Entries taken from a collection
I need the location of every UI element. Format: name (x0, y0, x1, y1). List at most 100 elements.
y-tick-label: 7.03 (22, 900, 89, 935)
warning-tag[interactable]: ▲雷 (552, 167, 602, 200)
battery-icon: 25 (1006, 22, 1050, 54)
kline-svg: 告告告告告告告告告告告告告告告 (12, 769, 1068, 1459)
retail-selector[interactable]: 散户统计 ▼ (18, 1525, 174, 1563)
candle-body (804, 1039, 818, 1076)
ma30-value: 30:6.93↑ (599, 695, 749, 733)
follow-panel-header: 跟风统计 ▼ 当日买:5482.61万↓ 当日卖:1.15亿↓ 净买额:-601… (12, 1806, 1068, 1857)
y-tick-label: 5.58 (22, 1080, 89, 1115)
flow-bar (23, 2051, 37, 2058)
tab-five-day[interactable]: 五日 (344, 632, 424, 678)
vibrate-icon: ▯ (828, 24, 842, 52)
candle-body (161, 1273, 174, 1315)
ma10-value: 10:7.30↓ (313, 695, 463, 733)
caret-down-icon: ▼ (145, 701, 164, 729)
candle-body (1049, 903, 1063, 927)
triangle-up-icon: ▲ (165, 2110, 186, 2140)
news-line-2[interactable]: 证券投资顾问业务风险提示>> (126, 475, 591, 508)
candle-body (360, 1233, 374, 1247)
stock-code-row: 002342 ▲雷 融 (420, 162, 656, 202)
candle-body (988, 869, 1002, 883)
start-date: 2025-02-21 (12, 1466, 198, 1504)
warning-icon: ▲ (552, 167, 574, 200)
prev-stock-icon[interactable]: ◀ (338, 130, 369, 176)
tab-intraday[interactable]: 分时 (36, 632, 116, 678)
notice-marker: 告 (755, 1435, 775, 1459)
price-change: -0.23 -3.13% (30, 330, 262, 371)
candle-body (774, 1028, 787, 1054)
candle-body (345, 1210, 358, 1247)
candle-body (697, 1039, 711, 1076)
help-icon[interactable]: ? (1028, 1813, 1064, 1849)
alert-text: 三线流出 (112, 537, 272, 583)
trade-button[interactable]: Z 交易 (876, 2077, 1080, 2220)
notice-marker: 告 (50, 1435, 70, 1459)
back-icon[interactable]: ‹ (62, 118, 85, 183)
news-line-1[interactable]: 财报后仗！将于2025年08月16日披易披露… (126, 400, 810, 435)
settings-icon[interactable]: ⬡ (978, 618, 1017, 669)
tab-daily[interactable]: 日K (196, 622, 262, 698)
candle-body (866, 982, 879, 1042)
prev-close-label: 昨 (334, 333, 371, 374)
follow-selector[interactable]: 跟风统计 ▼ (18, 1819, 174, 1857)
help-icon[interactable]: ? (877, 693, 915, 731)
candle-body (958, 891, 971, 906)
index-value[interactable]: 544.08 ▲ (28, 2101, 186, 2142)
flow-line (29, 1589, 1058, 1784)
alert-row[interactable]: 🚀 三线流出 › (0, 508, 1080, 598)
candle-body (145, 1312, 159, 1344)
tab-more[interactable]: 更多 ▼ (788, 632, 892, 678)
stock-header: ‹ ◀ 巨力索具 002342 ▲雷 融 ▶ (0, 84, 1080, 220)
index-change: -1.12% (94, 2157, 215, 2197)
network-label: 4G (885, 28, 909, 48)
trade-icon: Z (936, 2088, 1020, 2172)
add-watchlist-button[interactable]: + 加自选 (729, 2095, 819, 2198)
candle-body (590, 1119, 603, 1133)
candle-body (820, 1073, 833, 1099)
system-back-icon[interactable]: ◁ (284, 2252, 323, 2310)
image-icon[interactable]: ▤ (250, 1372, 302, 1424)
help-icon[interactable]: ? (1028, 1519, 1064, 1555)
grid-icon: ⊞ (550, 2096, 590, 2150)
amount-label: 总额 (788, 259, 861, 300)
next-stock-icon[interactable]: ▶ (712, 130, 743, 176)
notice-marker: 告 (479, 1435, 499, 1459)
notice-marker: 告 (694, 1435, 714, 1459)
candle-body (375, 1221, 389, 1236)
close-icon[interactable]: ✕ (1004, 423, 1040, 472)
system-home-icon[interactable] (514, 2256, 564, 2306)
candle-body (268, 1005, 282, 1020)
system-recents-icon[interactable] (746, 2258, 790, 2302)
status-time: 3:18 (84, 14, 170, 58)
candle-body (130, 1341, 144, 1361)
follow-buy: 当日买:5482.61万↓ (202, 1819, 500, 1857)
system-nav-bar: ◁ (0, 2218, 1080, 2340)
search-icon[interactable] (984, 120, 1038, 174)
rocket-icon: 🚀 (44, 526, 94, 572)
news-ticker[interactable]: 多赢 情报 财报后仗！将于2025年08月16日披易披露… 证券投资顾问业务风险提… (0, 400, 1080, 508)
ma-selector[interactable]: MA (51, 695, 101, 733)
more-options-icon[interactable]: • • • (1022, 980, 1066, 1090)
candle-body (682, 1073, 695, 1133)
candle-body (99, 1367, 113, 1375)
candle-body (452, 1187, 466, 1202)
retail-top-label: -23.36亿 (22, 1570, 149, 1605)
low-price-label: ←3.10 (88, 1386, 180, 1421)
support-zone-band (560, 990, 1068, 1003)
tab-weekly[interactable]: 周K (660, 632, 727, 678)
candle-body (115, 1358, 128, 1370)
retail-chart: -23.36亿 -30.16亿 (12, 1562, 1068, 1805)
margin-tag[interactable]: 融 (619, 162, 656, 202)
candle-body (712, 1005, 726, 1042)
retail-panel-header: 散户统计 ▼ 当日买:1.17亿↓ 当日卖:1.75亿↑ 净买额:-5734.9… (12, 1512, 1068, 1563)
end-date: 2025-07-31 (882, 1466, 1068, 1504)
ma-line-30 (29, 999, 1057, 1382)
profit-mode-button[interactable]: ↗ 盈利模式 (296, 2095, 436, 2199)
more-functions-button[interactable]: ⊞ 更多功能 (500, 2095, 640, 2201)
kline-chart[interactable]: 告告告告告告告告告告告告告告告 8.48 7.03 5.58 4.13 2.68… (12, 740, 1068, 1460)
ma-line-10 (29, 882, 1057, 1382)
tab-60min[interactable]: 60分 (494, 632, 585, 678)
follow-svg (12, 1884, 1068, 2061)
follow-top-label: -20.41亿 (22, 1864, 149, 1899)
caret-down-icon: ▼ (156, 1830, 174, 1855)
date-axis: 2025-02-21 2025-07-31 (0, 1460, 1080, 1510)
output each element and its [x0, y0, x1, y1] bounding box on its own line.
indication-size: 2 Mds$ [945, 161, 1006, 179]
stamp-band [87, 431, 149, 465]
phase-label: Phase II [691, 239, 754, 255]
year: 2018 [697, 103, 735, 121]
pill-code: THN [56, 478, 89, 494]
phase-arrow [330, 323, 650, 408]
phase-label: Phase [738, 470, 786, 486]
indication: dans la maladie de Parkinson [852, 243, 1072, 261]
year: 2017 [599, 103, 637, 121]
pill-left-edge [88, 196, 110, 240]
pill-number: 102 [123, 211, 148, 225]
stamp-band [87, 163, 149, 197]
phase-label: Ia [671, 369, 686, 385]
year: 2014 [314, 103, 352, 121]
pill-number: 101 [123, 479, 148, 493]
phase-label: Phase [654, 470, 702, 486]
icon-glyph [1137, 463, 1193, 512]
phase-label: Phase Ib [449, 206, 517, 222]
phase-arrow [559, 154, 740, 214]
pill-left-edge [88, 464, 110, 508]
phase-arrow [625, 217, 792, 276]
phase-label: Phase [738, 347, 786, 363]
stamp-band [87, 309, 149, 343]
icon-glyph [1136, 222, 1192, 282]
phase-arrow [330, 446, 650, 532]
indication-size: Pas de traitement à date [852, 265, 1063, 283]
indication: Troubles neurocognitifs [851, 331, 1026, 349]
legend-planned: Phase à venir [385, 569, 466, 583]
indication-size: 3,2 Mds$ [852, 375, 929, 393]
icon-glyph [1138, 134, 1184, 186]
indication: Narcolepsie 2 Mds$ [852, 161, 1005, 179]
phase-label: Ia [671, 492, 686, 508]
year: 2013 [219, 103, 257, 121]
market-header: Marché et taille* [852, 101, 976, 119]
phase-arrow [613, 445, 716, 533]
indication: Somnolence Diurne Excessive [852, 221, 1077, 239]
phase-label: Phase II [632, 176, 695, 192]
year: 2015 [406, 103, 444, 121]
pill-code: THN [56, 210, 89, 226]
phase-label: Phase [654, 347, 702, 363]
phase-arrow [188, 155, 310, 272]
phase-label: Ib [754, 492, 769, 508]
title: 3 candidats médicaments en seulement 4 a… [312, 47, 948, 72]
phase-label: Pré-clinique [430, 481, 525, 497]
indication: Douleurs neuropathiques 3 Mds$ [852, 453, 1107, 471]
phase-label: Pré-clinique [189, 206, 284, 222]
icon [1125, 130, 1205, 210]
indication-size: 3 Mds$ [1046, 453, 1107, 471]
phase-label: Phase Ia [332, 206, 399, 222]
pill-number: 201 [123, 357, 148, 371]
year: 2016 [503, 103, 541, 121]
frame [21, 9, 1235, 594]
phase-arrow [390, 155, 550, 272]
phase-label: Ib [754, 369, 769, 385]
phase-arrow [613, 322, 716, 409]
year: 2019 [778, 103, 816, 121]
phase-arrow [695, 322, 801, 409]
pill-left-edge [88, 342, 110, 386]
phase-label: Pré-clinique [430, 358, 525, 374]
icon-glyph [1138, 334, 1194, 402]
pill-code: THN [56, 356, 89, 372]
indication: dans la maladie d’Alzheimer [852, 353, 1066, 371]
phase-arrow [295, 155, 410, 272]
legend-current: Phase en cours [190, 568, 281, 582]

* [What you should do] Copy the material from its first line up to and including the line with "battery-icon: 25 (1006, 22, 1050, 54)", reproducing each line exactly.

* [Correct result]
I need the location of every UI element. Format: name (x0, y0, x1, y1). List at most 100 elements.
y-tick-label: 7.03 (22, 900, 89, 935)
warning-tag[interactable]: ▲雷 (552, 167, 602, 200)
battery-icon: 25 (1006, 22, 1050, 54)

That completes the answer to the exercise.